**WHAT IS REQUIRED:**
Write the listing below out again exactly, dropping the images.

**SUPPLIED MATERIAL:**
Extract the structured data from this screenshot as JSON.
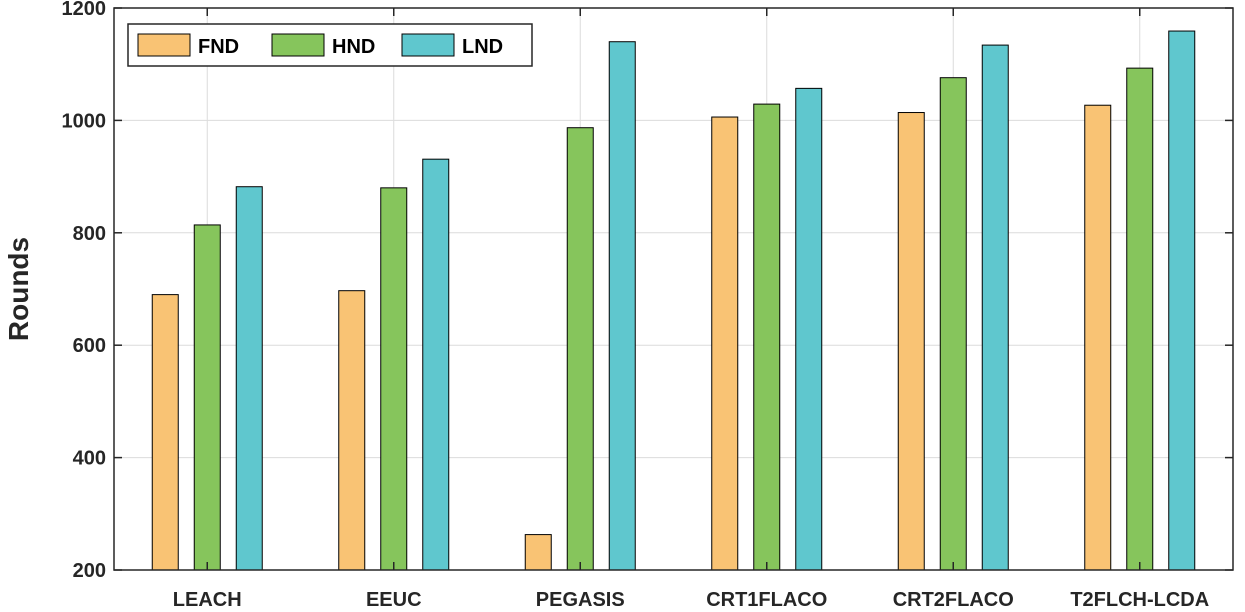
{
  "chart_data": {
    "type": "bar",
    "title": "",
    "xlabel": "",
    "ylabel": "Rounds",
    "ylim": [
      200,
      1200
    ],
    "yticks": [
      200,
      400,
      600,
      800,
      1000,
      1200
    ],
    "grid": true,
    "legend_position": "top-left",
    "categories": [
      "LEACH",
      "EEUC",
      "PEGASIS",
      "CRT1FLACO",
      "CRT2FLACO",
      "T2FLCH-LCDA"
    ],
    "series": [
      {
        "name": "FND",
        "color": "#F9C374",
        "values": [
          690,
          697,
          263,
          1006,
          1014,
          1027
        ]
      },
      {
        "name": "HND",
        "color": "#86C55C",
        "values": [
          814,
          880,
          987,
          1029,
          1076,
          1093
        ]
      },
      {
        "name": "LND",
        "color": "#5FC7CE",
        "values": [
          882,
          931,
          1140,
          1057,
          1134,
          1159
        ]
      }
    ]
  }
}
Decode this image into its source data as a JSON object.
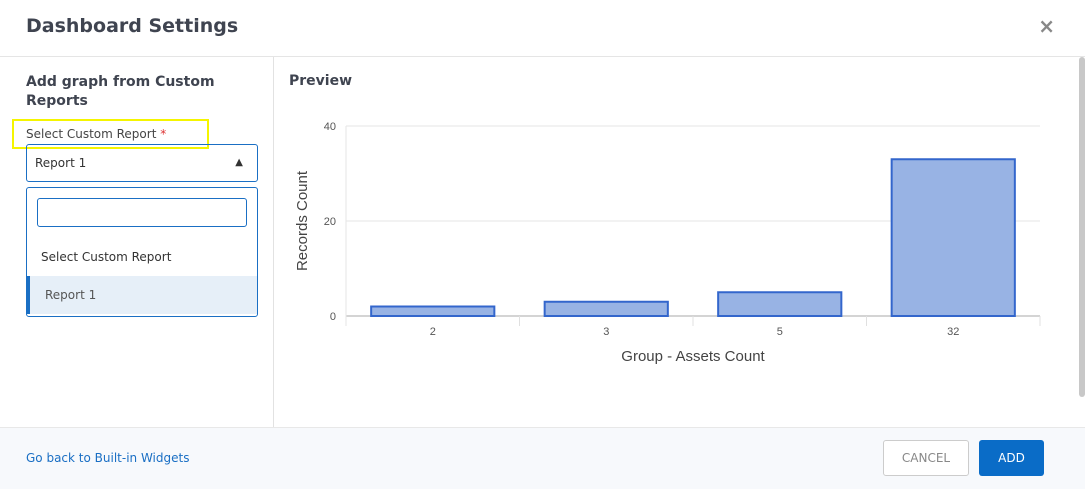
{
  "header": {
    "title": "Dashboard Settings",
    "close_icon": "×"
  },
  "left": {
    "heading": "Add graph from Custom Reports",
    "field_label": "Select Custom Report",
    "required_mark": "*",
    "selected_value": "Report 1",
    "search_value": "",
    "options": [
      "Select Custom Report",
      "Report 1"
    ],
    "highlight_color": "#f5f500"
  },
  "preview": {
    "title": "Preview"
  },
  "chart_data": {
    "type": "bar",
    "categories": [
      "2",
      "3",
      "5",
      "32"
    ],
    "values": [
      2,
      3,
      5,
      33
    ],
    "xlabel": "Group - Assets Count",
    "ylabel": "Records Count",
    "ylim": [
      0,
      40
    ],
    "yticks": [
      "0",
      "20",
      "40"
    ],
    "grid": true,
    "bar_color": "#98b3e4",
    "bar_border": "#3366cc"
  },
  "footer": {
    "back_link": "Go back to Built-in Widgets",
    "cancel": "CANCEL",
    "add": "ADD"
  }
}
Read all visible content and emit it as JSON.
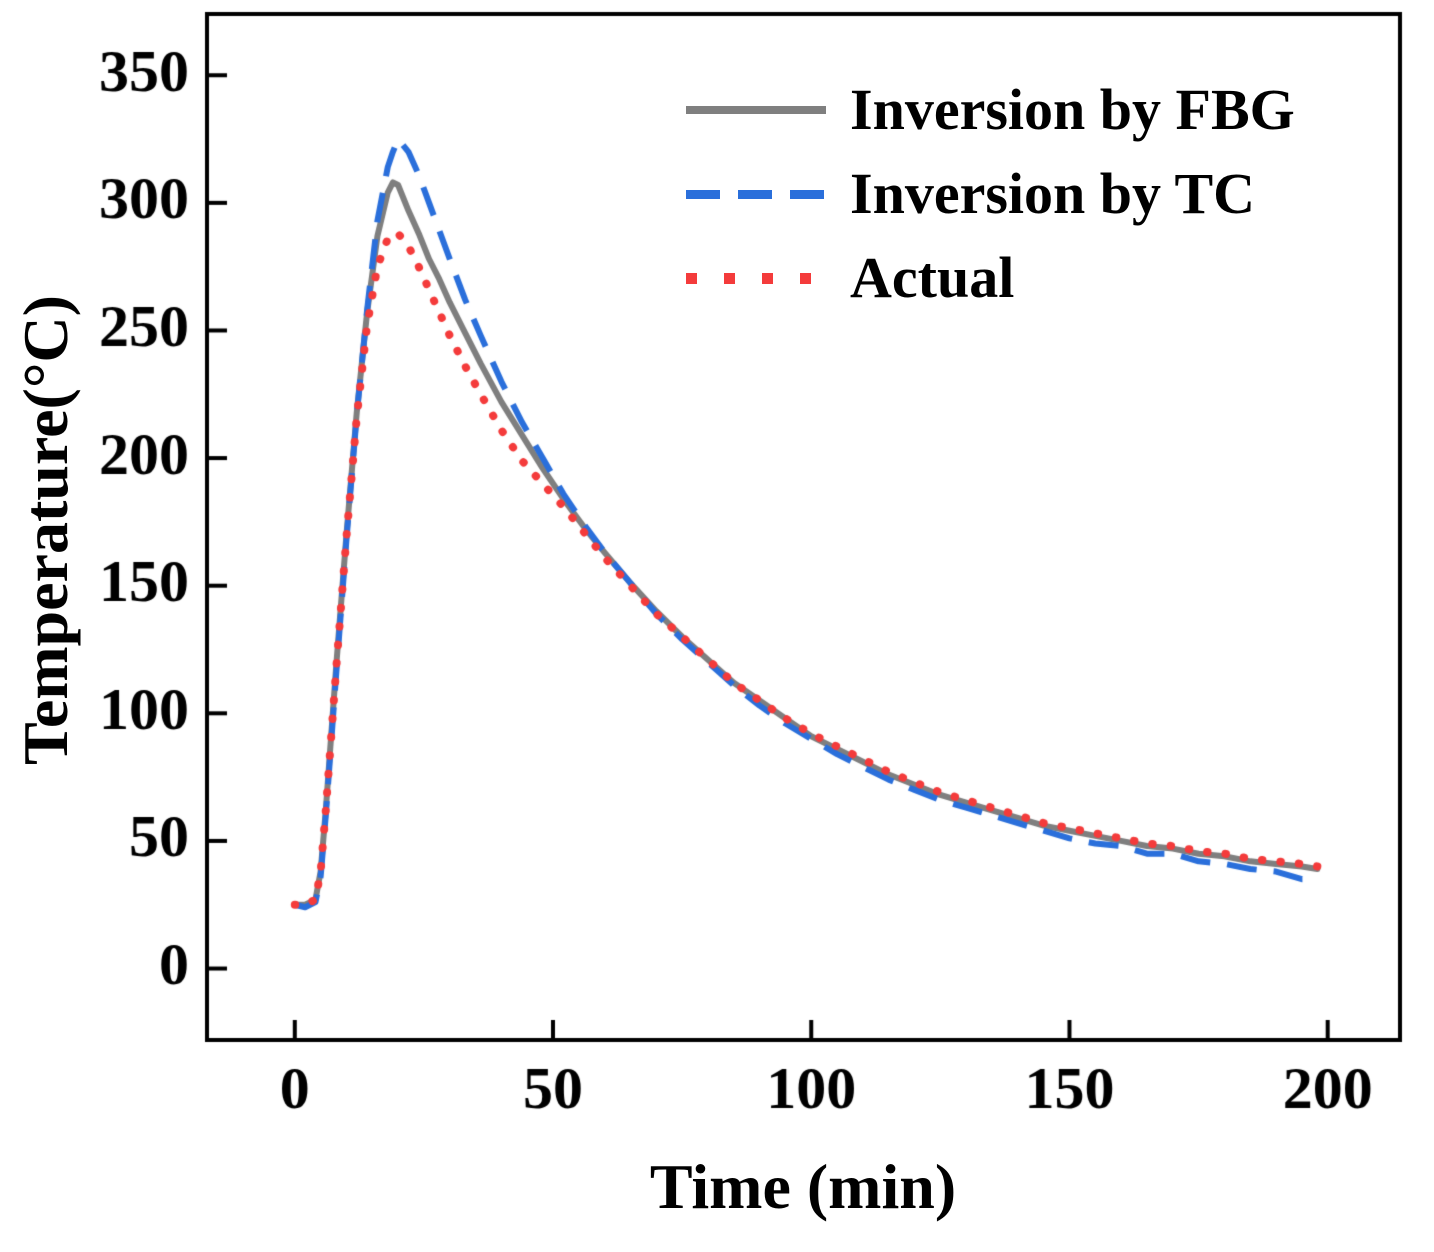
{
  "figure": {
    "x_label": "Time (min)",
    "y_label": "Temperature(°C)"
  },
  "chart_data": {
    "type": "line",
    "title": "",
    "xlabel": "Time (min)",
    "ylabel": "Temperature(°C)",
    "xlim": [
      -17,
      214
    ],
    "ylim": [
      -28,
      374
    ],
    "x_ticks": [
      0,
      50,
      100,
      150,
      200
    ],
    "y_ticks": [
      0,
      50,
      100,
      150,
      200,
      250,
      300,
      350
    ],
    "grid": false,
    "legend_position": "upper-right-inside",
    "x": [
      0,
      2,
      4,
      5,
      6,
      8,
      10,
      12,
      14,
      16,
      18,
      19,
      20,
      22,
      24,
      26,
      28,
      30,
      33,
      36,
      40,
      44,
      48,
      52,
      56,
      60,
      65,
      70,
      75,
      80,
      85,
      90,
      95,
      100,
      105,
      110,
      115,
      120,
      125,
      130,
      135,
      140,
      145,
      150,
      155,
      160,
      165,
      170,
      175,
      180,
      185,
      190,
      195,
      198
    ],
    "series": [
      {
        "name": "Inversion by FBG",
        "color": "#7f7f7f",
        "line_style": "solid",
        "line_width": 6,
        "values": [
          25,
          25,
          27,
          38,
          62,
          118,
          170,
          218,
          257,
          287,
          304,
          308,
          307,
          297,
          288,
          278,
          270,
          261,
          249,
          237,
          222,
          209,
          196,
          184,
          173,
          163,
          151,
          140,
          130,
          121,
          112,
          105,
          98,
          91,
          86,
          81,
          76,
          72,
          68,
          65,
          62,
          59,
          56,
          54,
          52,
          50,
          48,
          47,
          45,
          44,
          42,
          41,
          40,
          39
        ]
      },
      {
        "name": "Inversion by TC",
        "color": "#2a6fdb",
        "line_style": "dashed",
        "line_width": 6,
        "values": [
          25,
          24,
          26,
          36,
          60,
          115,
          168,
          217,
          258,
          293,
          314,
          320,
          325,
          320,
          311,
          300,
          289,
          278,
          262,
          248,
          230,
          214,
          200,
          186,
          174,
          163,
          151,
          139,
          129,
          120,
          111,
          103,
          96,
          90,
          84,
          79,
          74,
          70,
          66,
          63,
          60,
          57,
          54,
          51,
          49,
          48,
          45,
          45,
          42,
          41,
          39,
          38,
          35,
          35
        ]
      },
      {
        "name": "Actual",
        "color": "#f43b3b",
        "line_style": "dotted",
        "line_width": 8,
        "values": [
          25,
          25,
          27,
          38,
          62,
          117,
          169,
          216,
          252,
          275,
          286,
          288,
          288,
          283,
          275,
          266,
          257,
          248,
          236,
          225,
          211,
          199,
          190,
          181,
          171,
          161,
          150,
          139,
          130,
          121,
          112,
          105,
          98,
          92,
          87,
          82,
          77,
          73,
          69,
          66,
          63,
          60,
          57,
          55,
          53,
          51,
          49,
          48,
          46,
          45,
          43,
          42,
          41,
          40
        ]
      }
    ]
  }
}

**RESULT OF THE EXERCISE:**
Extract the structured data from this screenshot as JSON.
{
  "chart_data": {
    "type": "bar",
    "title": "",
    "xlabel": "",
    "ylabel": "Rounds",
    "ylim": [
      200,
      1200
    ],
    "yticks": [
      200,
      400,
      600,
      800,
      1000,
      1200
    ],
    "grid": true,
    "legend_position": "top-left",
    "categories": [
      "LEACH",
      "EEUC",
      "PEGASIS",
      "CRT1FLACO",
      "CRT2FLACO",
      "T2FLCH-LCDA"
    ],
    "series": [
      {
        "name": "FND",
        "color": "#F9C374",
        "values": [
          690,
          697,
          263,
          1006,
          1014,
          1027
        ]
      },
      {
        "name": "HND",
        "color": "#86C55C",
        "values": [
          814,
          880,
          987,
          1029,
          1076,
          1093
        ]
      },
      {
        "name": "LND",
        "color": "#5FC7CE",
        "values": [
          882,
          931,
          1140,
          1057,
          1134,
          1159
        ]
      }
    ]
  }
}
Decode this image into its source data as a JSON object.
{
  "header": {
    "title": "Dashboard Settings",
    "close_icon": "×"
  },
  "left": {
    "heading": "Add graph from Custom Reports",
    "field_label": "Select Custom Report",
    "required_mark": "*",
    "selected_value": "Report 1",
    "search_value": "",
    "options": [
      "Select Custom Report",
      "Report 1"
    ],
    "highlight_color": "#f5f500"
  },
  "preview": {
    "title": "Preview"
  },
  "chart_data": {
    "type": "bar",
    "categories": [
      "2",
      "3",
      "5",
      "32"
    ],
    "values": [
      2,
      3,
      5,
      33
    ],
    "xlabel": "Group - Assets Count",
    "ylabel": "Records Count",
    "ylim": [
      0,
      40
    ],
    "yticks": [
      "0",
      "20",
      "40"
    ],
    "grid": true,
    "bar_color": "#98b3e4",
    "bar_border": "#3366cc"
  },
  "footer": {
    "back_link": "Go back to Built-in Widgets",
    "cancel": "CANCEL",
    "add": "ADD"
  }
}
Read all visible content and emit it as JSON.
{
  "figure": {
    "x_label": "Time (min)",
    "y_label": "Temperature(°C)"
  },
  "chart_data": {
    "type": "line",
    "title": "",
    "xlabel": "Time (min)",
    "ylabel": "Temperature(°C)",
    "xlim": [
      -17,
      214
    ],
    "ylim": [
      -28,
      374
    ],
    "x_ticks": [
      0,
      50,
      100,
      150,
      200
    ],
    "y_ticks": [
      0,
      50,
      100,
      150,
      200,
      250,
      300,
      350
    ],
    "grid": false,
    "legend_position": "upper-right-inside",
    "x": [
      0,
      2,
      4,
      5,
      6,
      8,
      10,
      12,
      14,
      16,
      18,
      19,
      20,
      22,
      24,
      26,
      28,
      30,
      33,
      36,
      40,
      44,
      48,
      52,
      56,
      60,
      65,
      70,
      75,
      80,
      85,
      90,
      95,
      100,
      105,
      110,
      115,
      120,
      125,
      130,
      135,
      140,
      145,
      150,
      155,
      160,
      165,
      170,
      175,
      180,
      185,
      190,
      195,
      198
    ],
    "series": [
      {
        "name": "Inversion by FBG",
        "color": "#7f7f7f",
        "line_style": "solid",
        "line_width": 6,
        "values": [
          25,
          25,
          27,
          38,
          62,
          118,
          170,
          218,
          257,
          287,
          304,
          308,
          307,
          297,
          288,
          278,
          270,
          261,
          249,
          237,
          222,
          209,
          196,
          184,
          173,
          163,
          151,
          140,
          130,
          121,
          112,
          105,
          98,
          91,
          86,
          81,
          76,
          72,
          68,
          65,
          62,
          59,
          56,
          54,
          52,
          50,
          48,
          47,
          45,
          44,
          42,
          41,
          40,
          39
        ]
      },
      {
        "name": "Inversion by TC",
        "color": "#2a6fdb",
        "line_style": "dashed",
        "line_width": 6,
        "values": [
          25,
          24,
          26,
          36,
          60,
          115,
          168,
          217,
          258,
          293,
          314,
          320,
          325,
          320,
          311,
          300,
          289,
          278,
          262,
          248,
          230,
          214,
          200,
          186,
          174,
          163,
          151,
          139,
          129,
          120,
          111,
          103,
          96,
          90,
          84,
          79,
          74,
          70,
          66,
          63,
          60,
          57,
          54,
          51,
          49,
          48,
          45,
          45,
          42,
          41,
          39,
          38,
          35,
          35
        ]
      },
      {
        "name": "Actual",
        "color": "#f43b3b",
        "line_style": "dotted",
        "line_width": 8,
        "values": [
          25,
          25,
          27,
          38,
          62,
          117,
          169,
          216,
          252,
          275,
          286,
          288,
          288,
          283,
          275,
          266,
          257,
          248,
          236,
          225,
          211,
          199,
          190,
          181,
          171,
          161,
          150,
          139,
          130,
          121,
          112,
          105,
          98,
          92,
          87,
          82,
          77,
          73,
          69,
          66,
          63,
          60,
          57,
          55,
          53,
          51,
          49,
          48,
          46,
          45,
          43,
          42,
          41,
          40
        ]
      }
    ]
  }
}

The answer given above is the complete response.